- **Task statement**
Work through the data below and copy out every line where "Syed" is found.

- **Data for analysis**
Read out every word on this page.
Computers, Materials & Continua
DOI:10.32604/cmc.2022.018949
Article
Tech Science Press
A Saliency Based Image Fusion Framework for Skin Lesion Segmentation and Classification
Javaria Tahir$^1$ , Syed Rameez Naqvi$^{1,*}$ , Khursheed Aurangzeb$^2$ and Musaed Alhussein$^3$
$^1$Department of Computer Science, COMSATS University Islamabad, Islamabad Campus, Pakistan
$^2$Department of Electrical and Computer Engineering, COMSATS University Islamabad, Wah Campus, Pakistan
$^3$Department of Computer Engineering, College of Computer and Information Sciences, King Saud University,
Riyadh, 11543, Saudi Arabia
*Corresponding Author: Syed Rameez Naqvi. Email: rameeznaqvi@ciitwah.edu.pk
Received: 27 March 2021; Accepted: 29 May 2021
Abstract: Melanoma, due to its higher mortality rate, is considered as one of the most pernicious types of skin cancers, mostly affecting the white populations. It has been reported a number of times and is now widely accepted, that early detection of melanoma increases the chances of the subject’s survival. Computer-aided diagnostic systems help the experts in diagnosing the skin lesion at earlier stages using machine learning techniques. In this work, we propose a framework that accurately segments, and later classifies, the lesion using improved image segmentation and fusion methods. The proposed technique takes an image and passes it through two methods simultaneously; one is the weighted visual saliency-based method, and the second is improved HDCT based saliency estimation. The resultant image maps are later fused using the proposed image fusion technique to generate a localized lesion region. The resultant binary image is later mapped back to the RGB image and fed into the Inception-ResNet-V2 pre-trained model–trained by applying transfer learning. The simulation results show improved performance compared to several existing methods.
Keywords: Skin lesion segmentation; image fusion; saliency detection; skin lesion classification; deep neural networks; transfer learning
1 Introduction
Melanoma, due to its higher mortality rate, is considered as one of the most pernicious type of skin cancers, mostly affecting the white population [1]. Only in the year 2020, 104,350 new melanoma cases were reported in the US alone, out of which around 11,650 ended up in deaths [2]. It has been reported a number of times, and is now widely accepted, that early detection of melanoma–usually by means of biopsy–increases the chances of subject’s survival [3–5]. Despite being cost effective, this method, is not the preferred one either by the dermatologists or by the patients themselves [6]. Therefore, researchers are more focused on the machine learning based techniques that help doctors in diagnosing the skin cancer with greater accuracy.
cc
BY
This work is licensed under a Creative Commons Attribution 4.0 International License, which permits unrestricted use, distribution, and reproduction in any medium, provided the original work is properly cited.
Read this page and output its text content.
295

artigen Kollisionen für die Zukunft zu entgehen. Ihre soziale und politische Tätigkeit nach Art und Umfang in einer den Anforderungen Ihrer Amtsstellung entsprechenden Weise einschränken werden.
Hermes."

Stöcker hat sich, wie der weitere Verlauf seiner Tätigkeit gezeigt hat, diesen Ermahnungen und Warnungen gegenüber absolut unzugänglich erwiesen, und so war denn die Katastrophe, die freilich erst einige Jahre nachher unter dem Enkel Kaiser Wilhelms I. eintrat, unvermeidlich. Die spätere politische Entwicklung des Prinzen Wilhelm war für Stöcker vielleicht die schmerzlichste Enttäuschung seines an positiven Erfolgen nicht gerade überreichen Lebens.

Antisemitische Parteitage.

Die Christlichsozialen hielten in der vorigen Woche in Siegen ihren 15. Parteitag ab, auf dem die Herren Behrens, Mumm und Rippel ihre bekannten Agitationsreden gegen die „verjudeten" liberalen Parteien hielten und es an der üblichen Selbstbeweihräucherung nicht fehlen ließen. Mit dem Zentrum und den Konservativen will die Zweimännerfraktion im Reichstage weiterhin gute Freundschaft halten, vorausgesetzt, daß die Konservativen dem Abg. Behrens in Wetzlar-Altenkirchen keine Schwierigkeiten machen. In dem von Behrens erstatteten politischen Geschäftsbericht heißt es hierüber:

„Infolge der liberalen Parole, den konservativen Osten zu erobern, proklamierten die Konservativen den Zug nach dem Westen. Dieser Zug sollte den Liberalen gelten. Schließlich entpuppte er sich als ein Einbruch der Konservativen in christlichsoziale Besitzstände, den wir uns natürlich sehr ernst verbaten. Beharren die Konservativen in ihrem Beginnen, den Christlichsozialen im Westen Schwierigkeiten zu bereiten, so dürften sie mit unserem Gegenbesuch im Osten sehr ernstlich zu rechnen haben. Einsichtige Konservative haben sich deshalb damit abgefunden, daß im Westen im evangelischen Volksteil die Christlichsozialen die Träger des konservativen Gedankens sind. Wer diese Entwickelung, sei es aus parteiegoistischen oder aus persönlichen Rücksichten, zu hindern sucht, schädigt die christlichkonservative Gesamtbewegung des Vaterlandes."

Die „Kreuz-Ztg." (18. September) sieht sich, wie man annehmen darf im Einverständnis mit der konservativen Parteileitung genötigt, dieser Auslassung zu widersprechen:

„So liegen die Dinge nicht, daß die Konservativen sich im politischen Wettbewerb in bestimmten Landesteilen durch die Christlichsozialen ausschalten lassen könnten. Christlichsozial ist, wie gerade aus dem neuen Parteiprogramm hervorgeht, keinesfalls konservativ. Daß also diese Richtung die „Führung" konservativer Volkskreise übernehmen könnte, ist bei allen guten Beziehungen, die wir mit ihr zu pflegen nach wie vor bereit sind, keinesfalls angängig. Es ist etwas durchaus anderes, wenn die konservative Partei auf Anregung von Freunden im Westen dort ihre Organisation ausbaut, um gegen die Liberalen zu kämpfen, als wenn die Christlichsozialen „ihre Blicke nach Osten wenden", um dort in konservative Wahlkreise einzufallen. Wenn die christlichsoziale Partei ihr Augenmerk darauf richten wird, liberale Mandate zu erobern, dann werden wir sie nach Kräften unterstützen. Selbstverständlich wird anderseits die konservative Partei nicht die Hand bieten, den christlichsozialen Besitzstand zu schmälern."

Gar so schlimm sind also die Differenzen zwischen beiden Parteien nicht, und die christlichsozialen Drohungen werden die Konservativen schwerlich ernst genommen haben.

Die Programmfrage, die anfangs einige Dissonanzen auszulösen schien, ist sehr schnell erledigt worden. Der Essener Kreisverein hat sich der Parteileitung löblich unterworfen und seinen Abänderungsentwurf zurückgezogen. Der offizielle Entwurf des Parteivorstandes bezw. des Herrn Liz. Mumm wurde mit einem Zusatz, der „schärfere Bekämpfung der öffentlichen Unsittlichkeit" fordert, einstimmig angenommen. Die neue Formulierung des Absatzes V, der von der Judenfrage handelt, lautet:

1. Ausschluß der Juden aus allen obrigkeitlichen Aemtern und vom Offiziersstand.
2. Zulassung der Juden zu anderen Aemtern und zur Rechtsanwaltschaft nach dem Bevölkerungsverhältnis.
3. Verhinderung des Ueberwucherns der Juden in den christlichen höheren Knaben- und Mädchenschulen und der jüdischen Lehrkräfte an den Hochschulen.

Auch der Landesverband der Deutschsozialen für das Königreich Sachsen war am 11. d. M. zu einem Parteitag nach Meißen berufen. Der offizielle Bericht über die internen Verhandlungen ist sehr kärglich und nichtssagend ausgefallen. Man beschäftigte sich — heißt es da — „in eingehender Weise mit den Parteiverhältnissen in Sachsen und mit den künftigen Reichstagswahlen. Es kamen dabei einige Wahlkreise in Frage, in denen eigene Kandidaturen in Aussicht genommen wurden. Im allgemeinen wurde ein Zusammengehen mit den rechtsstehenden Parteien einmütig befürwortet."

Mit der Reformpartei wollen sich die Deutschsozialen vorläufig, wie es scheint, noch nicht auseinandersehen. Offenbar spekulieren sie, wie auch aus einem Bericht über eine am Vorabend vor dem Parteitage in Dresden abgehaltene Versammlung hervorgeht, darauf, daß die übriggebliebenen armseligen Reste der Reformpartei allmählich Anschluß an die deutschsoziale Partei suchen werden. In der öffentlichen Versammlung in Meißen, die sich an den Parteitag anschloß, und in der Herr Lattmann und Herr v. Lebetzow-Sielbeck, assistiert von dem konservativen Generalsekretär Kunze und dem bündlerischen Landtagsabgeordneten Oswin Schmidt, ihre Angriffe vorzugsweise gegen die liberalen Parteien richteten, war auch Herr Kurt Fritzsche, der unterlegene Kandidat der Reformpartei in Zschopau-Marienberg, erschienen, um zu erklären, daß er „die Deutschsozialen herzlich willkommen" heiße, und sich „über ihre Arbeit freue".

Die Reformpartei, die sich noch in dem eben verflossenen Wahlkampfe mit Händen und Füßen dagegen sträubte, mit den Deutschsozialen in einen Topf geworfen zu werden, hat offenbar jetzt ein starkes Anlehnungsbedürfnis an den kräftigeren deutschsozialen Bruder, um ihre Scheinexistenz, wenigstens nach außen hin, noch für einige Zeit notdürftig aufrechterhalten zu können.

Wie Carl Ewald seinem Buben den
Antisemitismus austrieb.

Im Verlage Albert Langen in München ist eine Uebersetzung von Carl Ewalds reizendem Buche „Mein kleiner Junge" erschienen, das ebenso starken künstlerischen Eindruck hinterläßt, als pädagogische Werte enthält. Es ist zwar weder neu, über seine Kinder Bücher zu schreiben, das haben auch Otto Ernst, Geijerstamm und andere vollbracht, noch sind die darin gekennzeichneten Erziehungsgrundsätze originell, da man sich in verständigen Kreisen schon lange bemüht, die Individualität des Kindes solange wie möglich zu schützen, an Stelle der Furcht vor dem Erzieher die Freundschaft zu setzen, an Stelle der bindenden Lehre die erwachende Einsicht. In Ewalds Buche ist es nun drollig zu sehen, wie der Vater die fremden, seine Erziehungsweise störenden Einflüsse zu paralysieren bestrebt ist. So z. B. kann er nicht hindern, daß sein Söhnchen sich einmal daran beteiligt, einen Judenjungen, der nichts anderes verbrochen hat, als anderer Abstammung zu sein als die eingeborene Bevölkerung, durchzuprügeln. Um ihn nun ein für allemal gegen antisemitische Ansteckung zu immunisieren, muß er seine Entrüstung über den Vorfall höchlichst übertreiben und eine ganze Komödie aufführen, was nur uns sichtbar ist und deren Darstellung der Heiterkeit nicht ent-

- **Finished task**
Javaria Tahir$^1$ , Syed Rameez Naqvi$^{1,*}$ , Khursheed Aurangzeb$^2$ and Musaed Alhussein$^3$
*Corresponding Author: Syed Rameez Naqvi. Email: rameeznaqvi@ciitwah.edu.pk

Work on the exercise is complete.